Task description | Output all the entries word for word. Omit the pictures.

▬▬▬▬▬▬▬▬▬▬

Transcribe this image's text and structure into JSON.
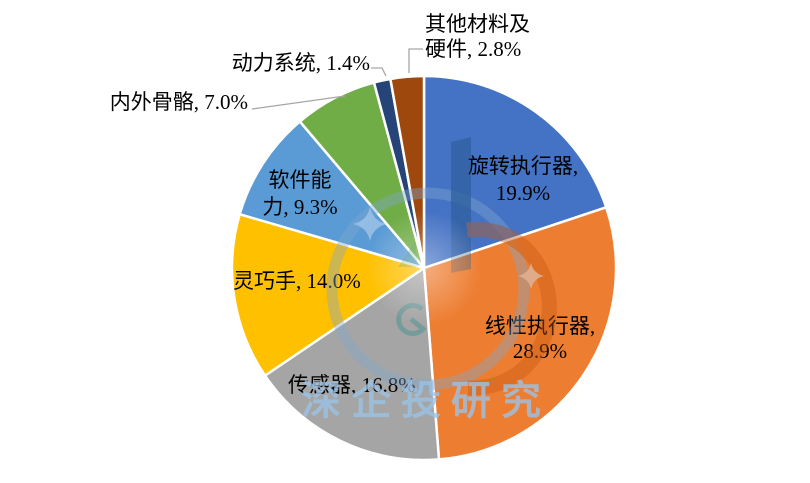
{
  "chart_data": {
    "type": "pie",
    "title": "",
    "unit": "%",
    "direction": "clockwise",
    "start_angle_deg": 0,
    "background": "#FFFFFF",
    "label_text_color": "#000000",
    "leader_line_color": "#A6A6A6",
    "segments": [
      {
        "id": "rotary-actuator",
        "label": "旋转执行器",
        "value": 19.9,
        "color": "#4472C4",
        "label_lines": [
          "旋转执行器,",
          "19.9%"
        ],
        "label_placement": "inside"
      },
      {
        "id": "linear-actuator",
        "label": "线性执行器",
        "value": 28.9,
        "color": "#ED7D31",
        "label_lines": [
          "线性执行器,",
          "28.9%"
        ],
        "label_placement": "inside"
      },
      {
        "id": "sensor",
        "label": "传感器",
        "value": 16.8,
        "color": "#A5A5A5",
        "label_lines": [
          "传感器, 16.8%"
        ],
        "label_placement": "inside"
      },
      {
        "id": "dexterous-hand",
        "label": "灵巧手",
        "value": 14.0,
        "color": "#FFC000",
        "label_lines": [
          "灵巧手, 14.0%"
        ],
        "label_placement": "inside"
      },
      {
        "id": "software-capability",
        "label": "软件能力",
        "value": 9.3,
        "color": "#5B9BD5",
        "label_lines": [
          "软件能",
          "力, 9.3%"
        ],
        "label_placement": "inside"
      },
      {
        "id": "endo-exo-skeleton",
        "label": "内外骨骼",
        "value": 7.0,
        "color": "#70AD47",
        "label_lines": [
          "内外骨骼, 7.0%"
        ],
        "label_placement": "outside"
      },
      {
        "id": "power-system",
        "label": "动力系统",
        "value": 1.4,
        "color": "#264478",
        "label_lines": [
          "动力系统, 1.4%"
        ],
        "label_placement": "outside"
      },
      {
        "id": "other-materials-hardware",
        "label": "其他材料及硬件",
        "value": 2.8,
        "color": "#9E480E",
        "label_lines": [
          "其他材料及",
          "硬件, 2.8%"
        ],
        "label_placement": "outside"
      }
    ]
  },
  "watermark": {
    "text": "深企投研究",
    "color": "#9CC2E5"
  }
}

▬▬▬▬▬▬▬▬▬▬

Final result |
Transcribe this image's text and structure into JSON.
{
  "chart_data": {
    "type": "pie",
    "title": "",
    "unit": "%",
    "direction": "clockwise",
    "start_angle_deg": 0,
    "background": "#FFFFFF",
    "label_text_color": "#000000",
    "leader_line_color": "#A6A6A6",
    "segments": [
      {
        "id": "rotary-actuator",
        "label": "旋转执行器",
        "value": 19.9,
        "color": "#4472C4",
        "label_lines": [
          "旋转执行器,",
          "19.9%"
        ],
        "label_placement": "inside"
      },
      {
        "id": "linear-actuator",
        "label": "线性执行器",
        "value": 28.9,
        "color": "#ED7D31",
        "label_lines": [
          "线性执行器,",
          "28.9%"
        ],
        "label_placement": "inside"
      },
      {
        "id": "sensor",
        "label": "传感器",
        "value": 16.8,
        "color": "#A5A5A5",
        "label_lines": [
          "传感器, 16.8%"
        ],
        "label_placement": "inside"
      },
      {
        "id": "dexterous-hand",
        "label": "灵巧手",
        "value": 14.0,
        "color": "#FFC000",
        "label_lines": [
          "灵巧手, 14.0%"
        ],
        "label_placement": "inside"
      },
      {
        "id": "software-capability",
        "label": "软件能力",
        "value": 9.3,
        "color": "#5B9BD5",
        "label_lines": [
          "软件能",
          "力, 9.3%"
        ],
        "label_placement": "inside"
      },
      {
        "id": "endo-exo-skeleton",
        "label": "内外骨骼",
        "value": 7.0,
        "color": "#70AD47",
        "label_lines": [
          "内外骨骼, 7.0%"
        ],
        "label_placement": "outside"
      },
      {
        "id": "power-system",
        "label": "动力系统",
        "value": 1.4,
        "color": "#264478",
        "label_lines": [
          "动力系统, 1.4%"
        ],
        "label_placement": "outside"
      },
      {
        "id": "other-materials-hardware",
        "label": "其他材料及硬件",
        "value": 2.8,
        "color": "#9E480E",
        "label_lines": [
          "其他材料及",
          "硬件, 2.8%"
        ],
        "label_placement": "outside"
      }
    ]
  },
  "watermark": {
    "text": "深企投研究",
    "color": "#9CC2E5"
  }
}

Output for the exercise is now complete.